__PROBLEM DESCRIPTION__
Extract every entry word for word.

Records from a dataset
※ ※ ※

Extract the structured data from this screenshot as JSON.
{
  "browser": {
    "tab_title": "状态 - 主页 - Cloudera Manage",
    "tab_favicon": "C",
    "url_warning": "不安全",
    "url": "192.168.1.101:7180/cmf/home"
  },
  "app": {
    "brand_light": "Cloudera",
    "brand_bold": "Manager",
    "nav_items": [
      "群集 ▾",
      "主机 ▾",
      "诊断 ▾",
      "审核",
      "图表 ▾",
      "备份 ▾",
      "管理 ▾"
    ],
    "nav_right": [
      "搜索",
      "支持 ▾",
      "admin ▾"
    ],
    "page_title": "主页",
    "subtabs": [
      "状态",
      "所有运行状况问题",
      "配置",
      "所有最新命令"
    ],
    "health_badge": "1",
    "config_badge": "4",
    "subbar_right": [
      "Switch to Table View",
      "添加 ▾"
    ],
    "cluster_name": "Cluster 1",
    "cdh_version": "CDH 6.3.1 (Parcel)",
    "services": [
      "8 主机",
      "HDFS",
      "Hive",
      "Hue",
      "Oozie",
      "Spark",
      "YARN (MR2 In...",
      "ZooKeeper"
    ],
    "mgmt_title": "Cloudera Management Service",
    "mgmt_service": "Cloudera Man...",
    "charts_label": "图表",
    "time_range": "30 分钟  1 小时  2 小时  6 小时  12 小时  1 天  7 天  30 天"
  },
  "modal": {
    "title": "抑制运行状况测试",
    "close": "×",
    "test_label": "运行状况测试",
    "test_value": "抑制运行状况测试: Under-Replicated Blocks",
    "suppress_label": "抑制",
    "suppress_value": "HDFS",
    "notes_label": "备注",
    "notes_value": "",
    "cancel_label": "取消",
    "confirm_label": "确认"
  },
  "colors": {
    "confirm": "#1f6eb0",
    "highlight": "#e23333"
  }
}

※ ※ ※

__OUTPUT OF THE TASK__
Extract the structured data from this screenshot as JSON.
{
  "browser": {
    "tab_title": "状态 - 主页 - Cloudera Manage",
    "tab_favicon": "C",
    "url_warning": "不安全",
    "url": "192.168.1.101:7180/cmf/home"
  },
  "app": {
    "brand_light": "Cloudera",
    "brand_bold": "Manager",
    "nav_items": [
      "群集 ▾",
      "主机 ▾",
      "诊断 ▾",
      "审核",
      "图表 ▾",
      "备份 ▾",
      "管理 ▾"
    ],
    "nav_right": [
      "搜索",
      "支持 ▾",
      "admin ▾"
    ],
    "page_title": "主页",
    "subtabs": [
      "状态",
      "所有运行状况问题",
      "配置",
      "所有最新命令"
    ],
    "health_badge": "1",
    "config_badge": "4",
    "subbar_right": [
      "Switch to Table View",
      "添加 ▾"
    ],
    "cluster_name": "Cluster 1",
    "cdh_version": "CDH 6.3.1 (Parcel)",
    "services": [
      "8 主机",
      "HDFS",
      "Hive",
      "Hue",
      "Oozie",
      "Spark",
      "YARN (MR2 In...",
      "ZooKeeper"
    ],
    "mgmt_title": "Cloudera Management Service",
    "mgmt_service": "Cloudera Man...",
    "charts_label": "图表",
    "time_range": "30 分钟  1 小时  2 小时  6 小时  12 小时  1 天  7 天  30 天"
  },
  "modal": {
    "title": "抑制运行状况测试",
    "close": "×",
    "test_label": "运行状况测试",
    "test_value": "抑制运行状况测试: Under-Replicated Blocks",
    "suppress_label": "抑制",
    "suppress_value": "HDFS",
    "notes_label": "备注",
    "notes_value": "",
    "cancel_label": "取消",
    "confirm_label": "确认"
  },
  "colors": {
    "confirm": "#1f6eb0",
    "highlight": "#e23333"
  }
}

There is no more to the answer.